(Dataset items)
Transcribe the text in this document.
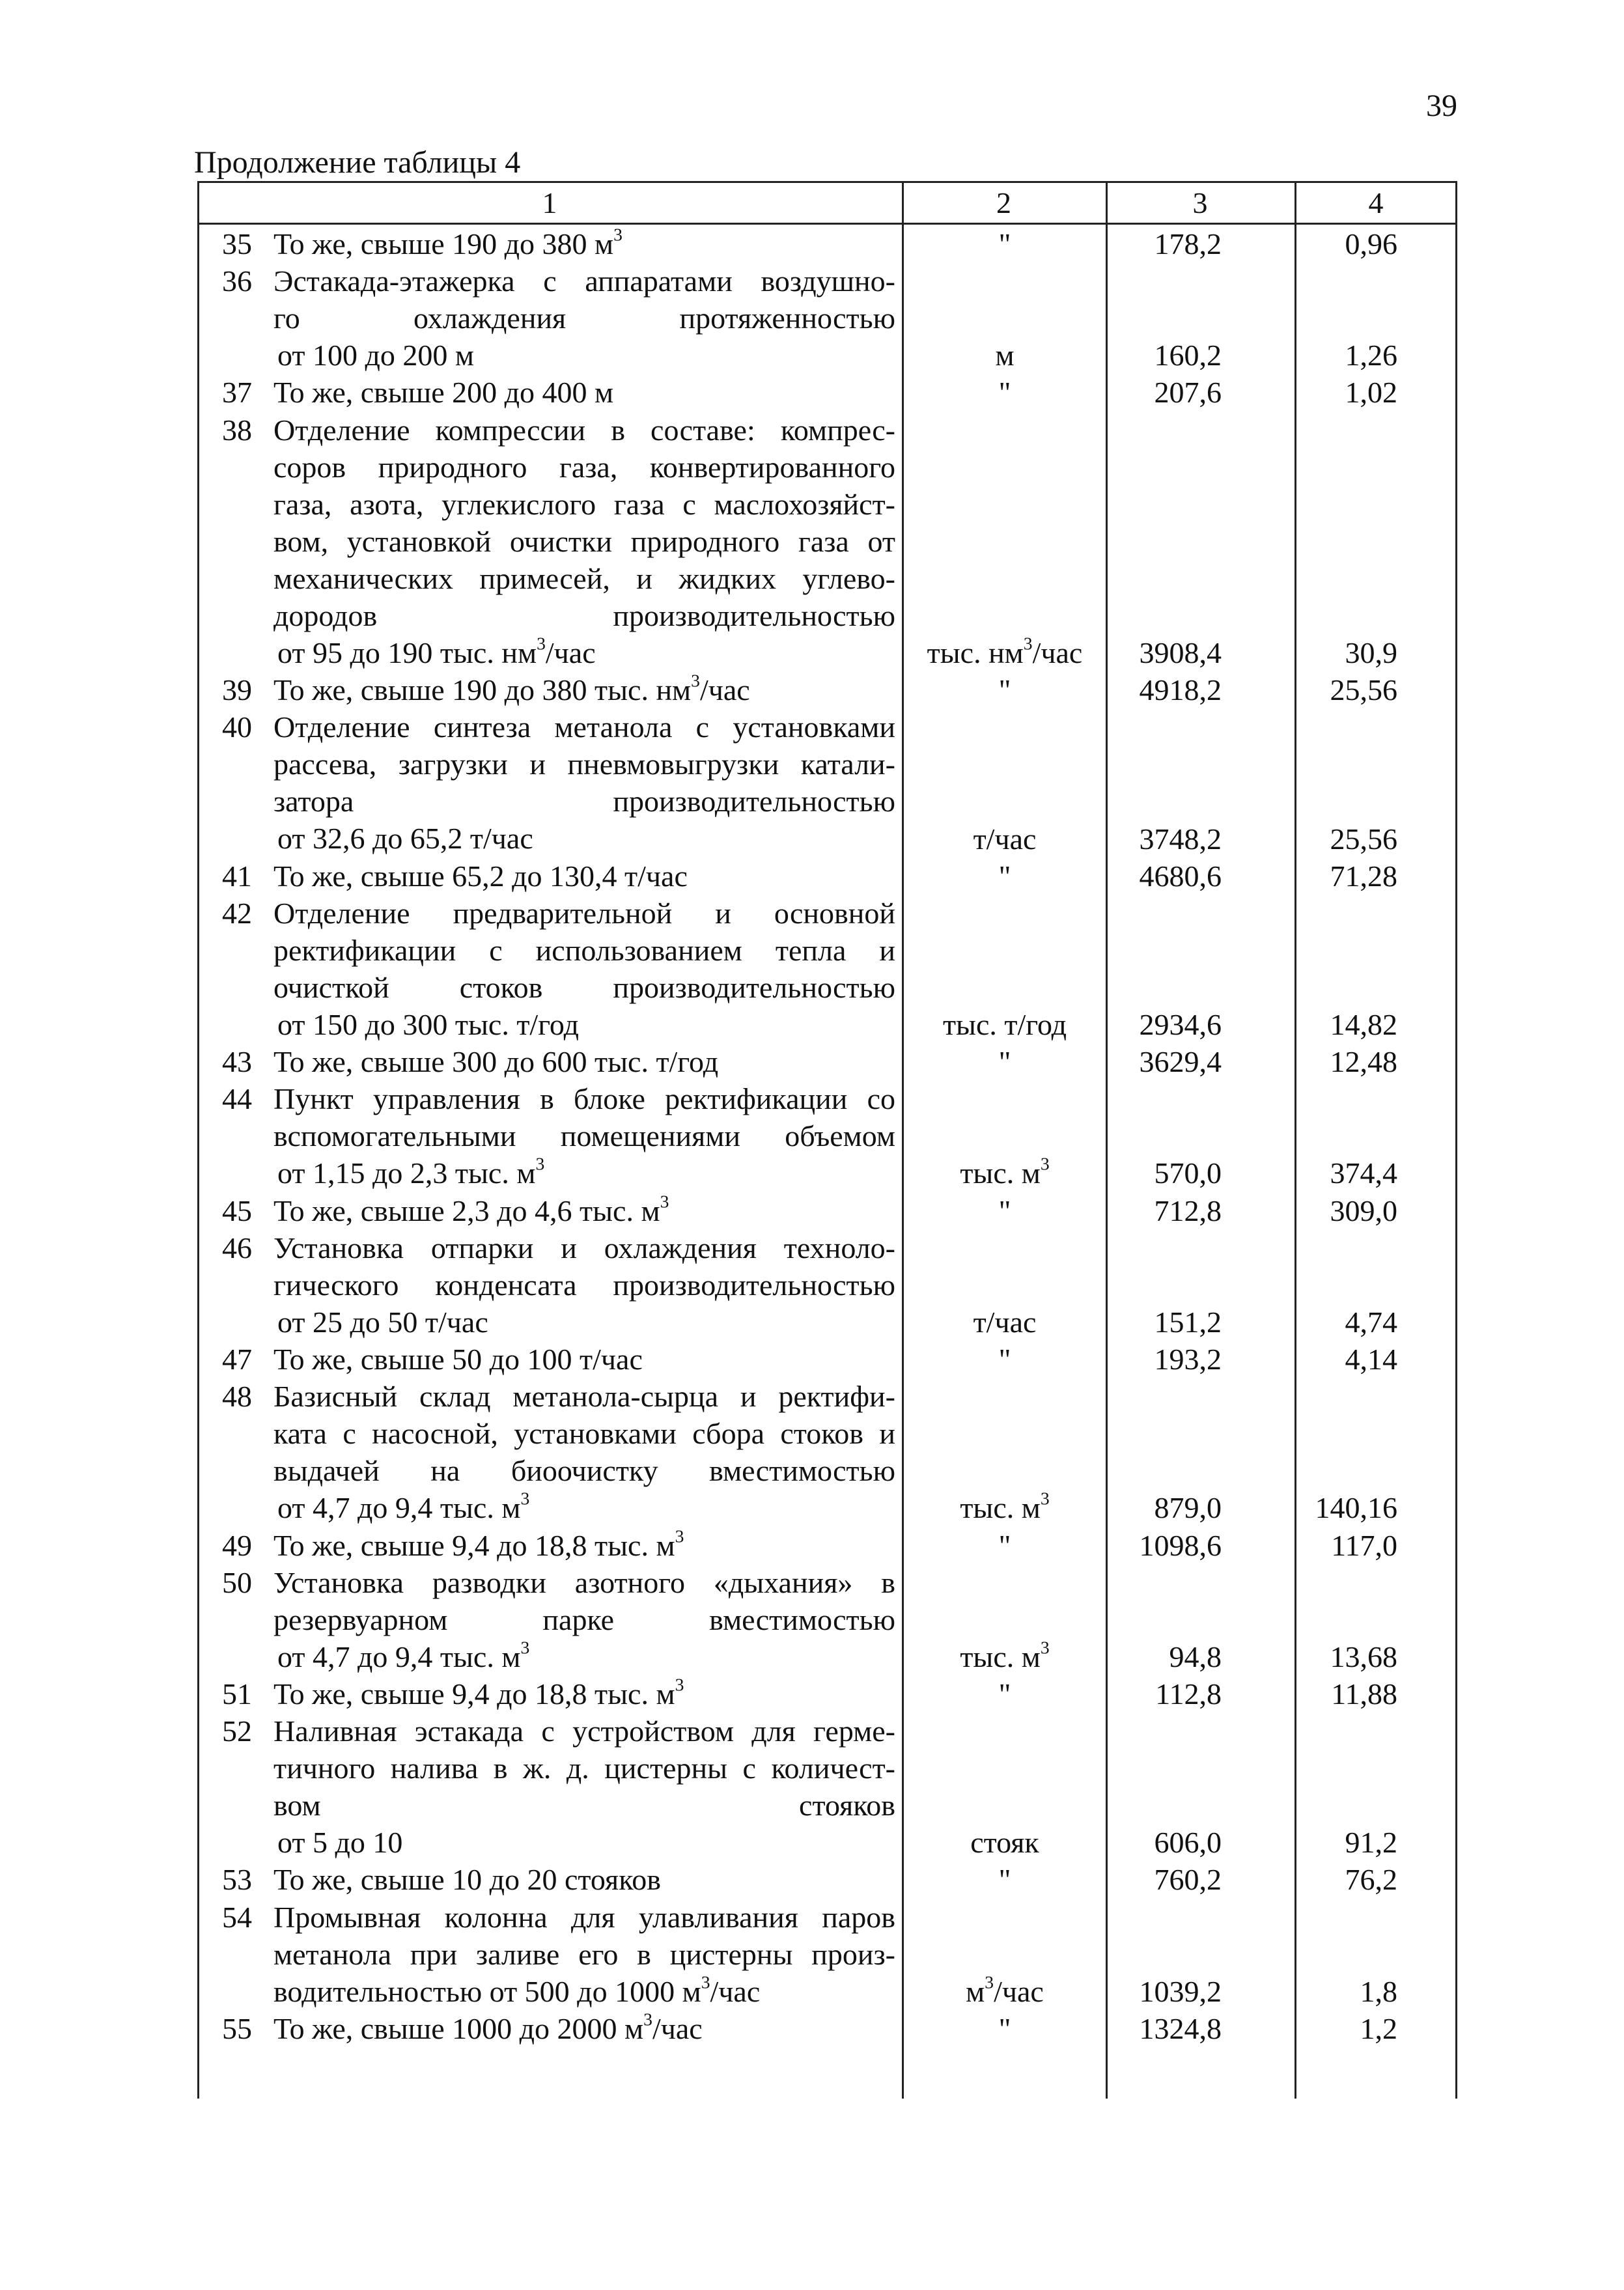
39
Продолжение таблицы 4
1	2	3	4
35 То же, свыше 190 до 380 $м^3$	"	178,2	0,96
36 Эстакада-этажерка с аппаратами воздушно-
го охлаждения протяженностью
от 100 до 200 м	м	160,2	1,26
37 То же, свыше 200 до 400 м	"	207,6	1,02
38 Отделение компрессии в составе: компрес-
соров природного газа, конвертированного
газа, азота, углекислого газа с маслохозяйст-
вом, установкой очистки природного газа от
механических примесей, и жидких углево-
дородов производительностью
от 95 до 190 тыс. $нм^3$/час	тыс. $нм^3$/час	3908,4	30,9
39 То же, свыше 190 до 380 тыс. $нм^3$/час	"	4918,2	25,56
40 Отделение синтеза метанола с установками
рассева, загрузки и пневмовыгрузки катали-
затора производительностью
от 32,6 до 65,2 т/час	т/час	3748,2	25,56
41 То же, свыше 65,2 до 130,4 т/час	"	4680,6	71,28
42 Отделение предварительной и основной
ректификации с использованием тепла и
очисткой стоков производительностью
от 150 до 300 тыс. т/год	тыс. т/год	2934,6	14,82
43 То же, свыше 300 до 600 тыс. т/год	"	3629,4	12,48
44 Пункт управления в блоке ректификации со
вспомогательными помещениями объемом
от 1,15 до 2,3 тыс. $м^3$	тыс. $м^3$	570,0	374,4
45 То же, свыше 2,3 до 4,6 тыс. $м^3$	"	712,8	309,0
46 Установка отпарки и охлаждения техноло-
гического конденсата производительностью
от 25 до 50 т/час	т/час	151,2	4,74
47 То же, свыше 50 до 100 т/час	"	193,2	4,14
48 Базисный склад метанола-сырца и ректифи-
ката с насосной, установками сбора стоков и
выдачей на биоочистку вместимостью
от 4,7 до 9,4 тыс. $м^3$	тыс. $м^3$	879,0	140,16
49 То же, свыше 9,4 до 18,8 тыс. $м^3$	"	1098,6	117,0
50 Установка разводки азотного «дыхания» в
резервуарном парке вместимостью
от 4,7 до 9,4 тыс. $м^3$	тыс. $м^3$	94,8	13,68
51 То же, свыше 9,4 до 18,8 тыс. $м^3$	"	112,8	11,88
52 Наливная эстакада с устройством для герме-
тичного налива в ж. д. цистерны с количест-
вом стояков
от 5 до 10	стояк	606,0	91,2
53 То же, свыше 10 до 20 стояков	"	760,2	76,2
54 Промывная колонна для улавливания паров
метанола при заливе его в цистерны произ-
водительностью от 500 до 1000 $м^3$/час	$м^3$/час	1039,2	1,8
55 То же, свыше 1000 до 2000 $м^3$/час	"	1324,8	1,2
--
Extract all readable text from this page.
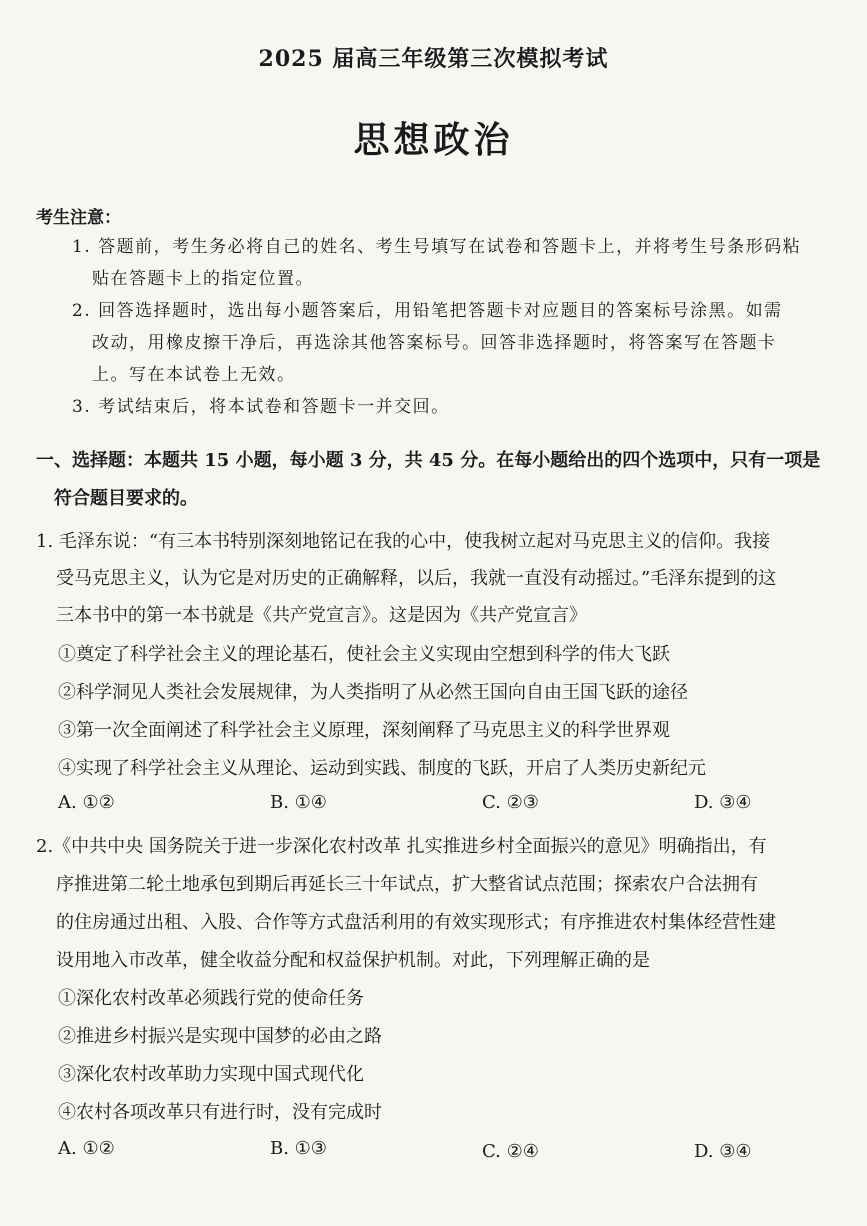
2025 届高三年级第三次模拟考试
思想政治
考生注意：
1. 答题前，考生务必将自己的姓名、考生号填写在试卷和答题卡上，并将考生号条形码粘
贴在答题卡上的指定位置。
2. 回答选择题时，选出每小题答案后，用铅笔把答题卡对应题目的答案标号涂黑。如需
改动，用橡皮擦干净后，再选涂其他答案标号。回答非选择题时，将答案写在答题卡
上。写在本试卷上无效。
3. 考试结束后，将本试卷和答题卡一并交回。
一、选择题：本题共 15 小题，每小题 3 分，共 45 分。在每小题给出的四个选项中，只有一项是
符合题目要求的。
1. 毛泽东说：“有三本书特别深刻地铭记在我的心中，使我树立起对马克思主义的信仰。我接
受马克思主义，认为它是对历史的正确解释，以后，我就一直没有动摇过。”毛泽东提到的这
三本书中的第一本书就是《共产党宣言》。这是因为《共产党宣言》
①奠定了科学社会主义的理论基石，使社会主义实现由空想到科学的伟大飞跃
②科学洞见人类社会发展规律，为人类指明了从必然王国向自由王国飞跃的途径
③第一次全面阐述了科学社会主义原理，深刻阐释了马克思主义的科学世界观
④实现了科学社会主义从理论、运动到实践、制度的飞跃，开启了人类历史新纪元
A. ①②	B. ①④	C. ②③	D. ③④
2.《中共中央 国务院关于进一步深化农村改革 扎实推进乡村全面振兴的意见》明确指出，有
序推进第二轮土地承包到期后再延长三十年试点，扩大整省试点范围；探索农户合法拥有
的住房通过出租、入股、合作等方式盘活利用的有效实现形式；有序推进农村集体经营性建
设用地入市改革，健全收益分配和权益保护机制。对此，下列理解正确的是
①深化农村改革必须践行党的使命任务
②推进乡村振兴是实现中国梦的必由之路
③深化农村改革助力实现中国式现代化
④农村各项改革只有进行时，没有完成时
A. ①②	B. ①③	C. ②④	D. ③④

• _What the task asks_:
Set out every line from the material that contains the string "Отделение".

• _Full output_:
38 Отделение компрессии в составе: компрес-
40 Отделение синтеза метанола с установками
42 Отделение предварительной и основной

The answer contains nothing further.